### WHAT IS ASKED:
Look through the listing and locate every line containing the word "screenshot"; copy those lines.

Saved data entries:

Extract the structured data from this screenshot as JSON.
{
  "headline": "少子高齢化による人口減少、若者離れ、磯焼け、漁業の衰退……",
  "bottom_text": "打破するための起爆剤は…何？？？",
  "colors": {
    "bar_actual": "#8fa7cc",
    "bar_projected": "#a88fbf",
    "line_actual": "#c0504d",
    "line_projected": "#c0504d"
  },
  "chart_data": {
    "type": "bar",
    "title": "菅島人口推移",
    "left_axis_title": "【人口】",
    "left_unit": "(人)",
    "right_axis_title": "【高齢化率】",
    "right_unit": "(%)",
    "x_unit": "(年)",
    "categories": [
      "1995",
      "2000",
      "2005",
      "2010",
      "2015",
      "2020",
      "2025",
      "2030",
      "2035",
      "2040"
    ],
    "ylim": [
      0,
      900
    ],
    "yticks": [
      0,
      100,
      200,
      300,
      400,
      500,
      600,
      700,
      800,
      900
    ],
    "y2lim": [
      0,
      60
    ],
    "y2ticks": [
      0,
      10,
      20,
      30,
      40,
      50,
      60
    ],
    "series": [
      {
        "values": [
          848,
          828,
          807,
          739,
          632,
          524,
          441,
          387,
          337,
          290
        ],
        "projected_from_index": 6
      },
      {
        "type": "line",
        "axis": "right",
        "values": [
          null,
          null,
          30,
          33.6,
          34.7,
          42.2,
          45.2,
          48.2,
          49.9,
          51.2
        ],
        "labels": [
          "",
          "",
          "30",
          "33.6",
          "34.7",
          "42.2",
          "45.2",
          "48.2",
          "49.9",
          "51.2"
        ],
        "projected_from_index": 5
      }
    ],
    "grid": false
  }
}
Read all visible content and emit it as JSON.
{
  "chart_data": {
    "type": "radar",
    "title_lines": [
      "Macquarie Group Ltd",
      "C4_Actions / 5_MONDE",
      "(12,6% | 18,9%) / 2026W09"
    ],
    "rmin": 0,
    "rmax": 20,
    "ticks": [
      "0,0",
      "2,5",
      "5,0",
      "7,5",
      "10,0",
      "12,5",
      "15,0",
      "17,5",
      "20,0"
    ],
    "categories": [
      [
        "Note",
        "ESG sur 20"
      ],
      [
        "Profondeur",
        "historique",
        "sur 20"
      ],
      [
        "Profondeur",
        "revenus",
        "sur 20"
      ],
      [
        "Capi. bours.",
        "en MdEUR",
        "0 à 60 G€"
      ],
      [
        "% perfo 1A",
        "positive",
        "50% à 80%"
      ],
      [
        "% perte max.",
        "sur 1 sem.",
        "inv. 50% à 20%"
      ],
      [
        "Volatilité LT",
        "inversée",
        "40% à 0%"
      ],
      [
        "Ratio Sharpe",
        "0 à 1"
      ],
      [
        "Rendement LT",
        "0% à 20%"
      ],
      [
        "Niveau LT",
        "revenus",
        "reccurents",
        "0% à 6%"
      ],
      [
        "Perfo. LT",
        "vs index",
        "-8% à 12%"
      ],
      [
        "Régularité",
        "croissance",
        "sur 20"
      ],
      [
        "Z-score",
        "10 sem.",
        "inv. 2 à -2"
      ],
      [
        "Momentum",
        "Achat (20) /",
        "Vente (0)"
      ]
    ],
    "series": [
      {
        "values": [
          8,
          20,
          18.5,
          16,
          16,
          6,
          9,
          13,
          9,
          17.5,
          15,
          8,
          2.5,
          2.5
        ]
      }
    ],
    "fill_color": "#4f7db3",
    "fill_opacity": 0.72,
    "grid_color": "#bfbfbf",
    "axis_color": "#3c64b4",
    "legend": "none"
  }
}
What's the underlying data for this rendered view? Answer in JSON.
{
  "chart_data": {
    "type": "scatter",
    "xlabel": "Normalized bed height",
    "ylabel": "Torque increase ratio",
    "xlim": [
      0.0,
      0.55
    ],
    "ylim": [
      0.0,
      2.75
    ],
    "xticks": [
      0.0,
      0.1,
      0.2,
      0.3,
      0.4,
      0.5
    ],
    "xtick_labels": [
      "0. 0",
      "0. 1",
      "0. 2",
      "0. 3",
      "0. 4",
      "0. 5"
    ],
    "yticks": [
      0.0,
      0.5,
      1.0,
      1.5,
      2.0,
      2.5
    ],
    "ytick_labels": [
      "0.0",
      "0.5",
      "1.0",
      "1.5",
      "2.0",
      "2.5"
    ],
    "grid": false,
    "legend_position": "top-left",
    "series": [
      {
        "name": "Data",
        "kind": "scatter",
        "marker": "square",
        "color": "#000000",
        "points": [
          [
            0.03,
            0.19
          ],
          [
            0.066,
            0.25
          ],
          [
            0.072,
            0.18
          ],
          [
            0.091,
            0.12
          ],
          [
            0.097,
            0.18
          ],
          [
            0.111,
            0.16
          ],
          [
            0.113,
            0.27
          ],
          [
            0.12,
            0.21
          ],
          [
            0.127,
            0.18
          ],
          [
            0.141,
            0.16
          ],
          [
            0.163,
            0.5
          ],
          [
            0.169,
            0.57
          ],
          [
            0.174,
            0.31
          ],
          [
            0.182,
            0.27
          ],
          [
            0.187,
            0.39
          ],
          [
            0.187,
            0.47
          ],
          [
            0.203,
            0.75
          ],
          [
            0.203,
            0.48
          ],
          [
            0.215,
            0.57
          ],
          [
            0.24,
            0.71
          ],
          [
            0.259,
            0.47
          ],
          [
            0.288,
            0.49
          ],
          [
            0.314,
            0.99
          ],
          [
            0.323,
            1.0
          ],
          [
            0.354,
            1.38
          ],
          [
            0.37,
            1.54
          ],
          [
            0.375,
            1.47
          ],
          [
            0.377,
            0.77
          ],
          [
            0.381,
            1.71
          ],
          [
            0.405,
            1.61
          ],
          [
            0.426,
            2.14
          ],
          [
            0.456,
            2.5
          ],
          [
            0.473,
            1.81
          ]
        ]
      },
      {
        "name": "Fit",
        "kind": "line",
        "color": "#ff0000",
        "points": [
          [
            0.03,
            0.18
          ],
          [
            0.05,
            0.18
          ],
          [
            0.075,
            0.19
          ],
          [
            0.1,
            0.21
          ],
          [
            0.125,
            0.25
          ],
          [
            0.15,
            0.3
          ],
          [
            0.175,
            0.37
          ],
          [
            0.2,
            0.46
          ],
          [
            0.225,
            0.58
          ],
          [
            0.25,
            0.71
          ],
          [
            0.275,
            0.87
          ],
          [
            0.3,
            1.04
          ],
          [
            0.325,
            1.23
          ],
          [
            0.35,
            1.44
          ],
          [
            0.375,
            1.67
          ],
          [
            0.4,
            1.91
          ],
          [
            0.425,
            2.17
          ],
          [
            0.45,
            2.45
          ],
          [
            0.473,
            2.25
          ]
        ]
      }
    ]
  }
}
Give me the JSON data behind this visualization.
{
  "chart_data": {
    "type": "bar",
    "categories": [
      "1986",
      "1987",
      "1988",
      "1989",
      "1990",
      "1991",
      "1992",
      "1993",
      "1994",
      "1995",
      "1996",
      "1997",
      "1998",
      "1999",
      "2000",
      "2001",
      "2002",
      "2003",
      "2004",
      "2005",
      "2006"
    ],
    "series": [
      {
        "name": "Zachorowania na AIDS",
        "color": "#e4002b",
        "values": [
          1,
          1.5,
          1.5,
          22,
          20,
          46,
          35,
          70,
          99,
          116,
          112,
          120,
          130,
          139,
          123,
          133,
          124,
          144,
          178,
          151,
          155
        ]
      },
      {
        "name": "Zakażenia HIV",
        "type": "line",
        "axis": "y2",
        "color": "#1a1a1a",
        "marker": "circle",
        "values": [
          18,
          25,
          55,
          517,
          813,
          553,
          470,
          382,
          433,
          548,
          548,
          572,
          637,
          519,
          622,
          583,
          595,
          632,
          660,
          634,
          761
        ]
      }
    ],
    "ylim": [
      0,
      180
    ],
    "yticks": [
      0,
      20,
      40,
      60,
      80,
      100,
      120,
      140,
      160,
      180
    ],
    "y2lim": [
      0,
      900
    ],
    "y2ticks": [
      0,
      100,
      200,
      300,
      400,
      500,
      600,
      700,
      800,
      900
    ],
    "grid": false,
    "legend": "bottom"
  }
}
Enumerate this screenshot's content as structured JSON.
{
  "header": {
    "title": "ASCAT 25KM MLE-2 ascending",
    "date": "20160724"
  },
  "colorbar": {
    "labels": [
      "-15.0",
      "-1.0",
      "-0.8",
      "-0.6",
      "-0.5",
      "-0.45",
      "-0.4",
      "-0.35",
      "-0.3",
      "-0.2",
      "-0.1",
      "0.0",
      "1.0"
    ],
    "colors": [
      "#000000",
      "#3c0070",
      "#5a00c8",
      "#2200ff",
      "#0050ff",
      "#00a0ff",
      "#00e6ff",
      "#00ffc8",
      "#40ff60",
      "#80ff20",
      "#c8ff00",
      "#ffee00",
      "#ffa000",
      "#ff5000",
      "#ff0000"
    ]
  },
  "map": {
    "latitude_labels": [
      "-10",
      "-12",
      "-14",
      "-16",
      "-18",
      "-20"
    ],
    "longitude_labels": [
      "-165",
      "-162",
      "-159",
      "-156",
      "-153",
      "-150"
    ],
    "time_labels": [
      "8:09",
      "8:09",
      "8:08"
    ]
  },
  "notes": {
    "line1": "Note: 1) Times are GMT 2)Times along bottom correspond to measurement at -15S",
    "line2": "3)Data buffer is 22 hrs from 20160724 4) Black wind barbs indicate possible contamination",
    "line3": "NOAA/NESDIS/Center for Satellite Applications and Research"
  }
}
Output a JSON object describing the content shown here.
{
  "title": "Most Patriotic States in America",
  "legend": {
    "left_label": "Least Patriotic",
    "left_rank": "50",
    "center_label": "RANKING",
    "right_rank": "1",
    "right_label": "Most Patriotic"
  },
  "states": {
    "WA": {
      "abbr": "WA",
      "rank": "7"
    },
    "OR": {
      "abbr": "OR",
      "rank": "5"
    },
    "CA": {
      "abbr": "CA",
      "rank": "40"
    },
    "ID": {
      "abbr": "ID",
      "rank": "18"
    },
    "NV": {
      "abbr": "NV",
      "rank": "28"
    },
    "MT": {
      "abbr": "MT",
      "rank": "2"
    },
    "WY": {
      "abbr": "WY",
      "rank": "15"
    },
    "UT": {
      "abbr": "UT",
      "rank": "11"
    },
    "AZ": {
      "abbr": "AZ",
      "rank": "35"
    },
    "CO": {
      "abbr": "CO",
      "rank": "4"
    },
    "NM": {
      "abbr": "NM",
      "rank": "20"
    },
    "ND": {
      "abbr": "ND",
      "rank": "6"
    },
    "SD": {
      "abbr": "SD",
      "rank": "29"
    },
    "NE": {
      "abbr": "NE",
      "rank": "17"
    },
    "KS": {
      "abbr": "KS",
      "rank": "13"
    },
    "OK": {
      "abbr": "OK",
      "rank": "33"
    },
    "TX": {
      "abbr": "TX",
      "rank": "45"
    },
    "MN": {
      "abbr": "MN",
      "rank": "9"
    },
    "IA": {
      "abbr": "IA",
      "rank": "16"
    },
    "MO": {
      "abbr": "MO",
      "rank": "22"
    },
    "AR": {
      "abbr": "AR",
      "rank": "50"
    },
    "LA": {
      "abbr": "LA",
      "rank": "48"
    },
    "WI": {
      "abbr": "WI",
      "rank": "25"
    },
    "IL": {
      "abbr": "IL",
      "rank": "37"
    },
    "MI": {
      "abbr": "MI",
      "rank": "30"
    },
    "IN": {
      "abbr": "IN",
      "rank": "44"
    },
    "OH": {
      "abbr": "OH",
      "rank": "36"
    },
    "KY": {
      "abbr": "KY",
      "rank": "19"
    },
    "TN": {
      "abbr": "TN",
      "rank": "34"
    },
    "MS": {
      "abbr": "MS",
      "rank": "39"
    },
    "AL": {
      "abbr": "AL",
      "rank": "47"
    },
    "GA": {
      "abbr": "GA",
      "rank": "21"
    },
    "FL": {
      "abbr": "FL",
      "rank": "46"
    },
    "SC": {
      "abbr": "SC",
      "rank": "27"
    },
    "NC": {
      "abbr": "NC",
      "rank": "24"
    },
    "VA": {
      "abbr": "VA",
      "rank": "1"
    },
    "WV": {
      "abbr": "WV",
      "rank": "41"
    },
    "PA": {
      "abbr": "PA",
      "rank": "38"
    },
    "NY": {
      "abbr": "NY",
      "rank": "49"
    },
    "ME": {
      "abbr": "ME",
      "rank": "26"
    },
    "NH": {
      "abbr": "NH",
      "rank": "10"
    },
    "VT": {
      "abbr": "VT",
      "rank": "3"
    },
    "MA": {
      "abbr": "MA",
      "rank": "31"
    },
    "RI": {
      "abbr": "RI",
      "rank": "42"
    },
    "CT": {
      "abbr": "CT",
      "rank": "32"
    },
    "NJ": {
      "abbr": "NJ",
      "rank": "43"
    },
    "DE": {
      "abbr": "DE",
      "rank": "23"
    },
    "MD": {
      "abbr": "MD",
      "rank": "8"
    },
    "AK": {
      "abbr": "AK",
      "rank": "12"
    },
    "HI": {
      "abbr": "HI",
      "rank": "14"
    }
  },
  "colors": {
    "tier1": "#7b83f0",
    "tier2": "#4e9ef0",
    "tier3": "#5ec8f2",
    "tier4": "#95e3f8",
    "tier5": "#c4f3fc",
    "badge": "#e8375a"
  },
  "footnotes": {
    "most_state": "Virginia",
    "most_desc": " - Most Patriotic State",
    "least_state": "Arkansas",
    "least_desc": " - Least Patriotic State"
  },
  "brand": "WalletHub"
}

### ANSWER BELOW:
Extract the structured data from this screenshot as JSON.
Enumerate this screenshot's content as structured JSON.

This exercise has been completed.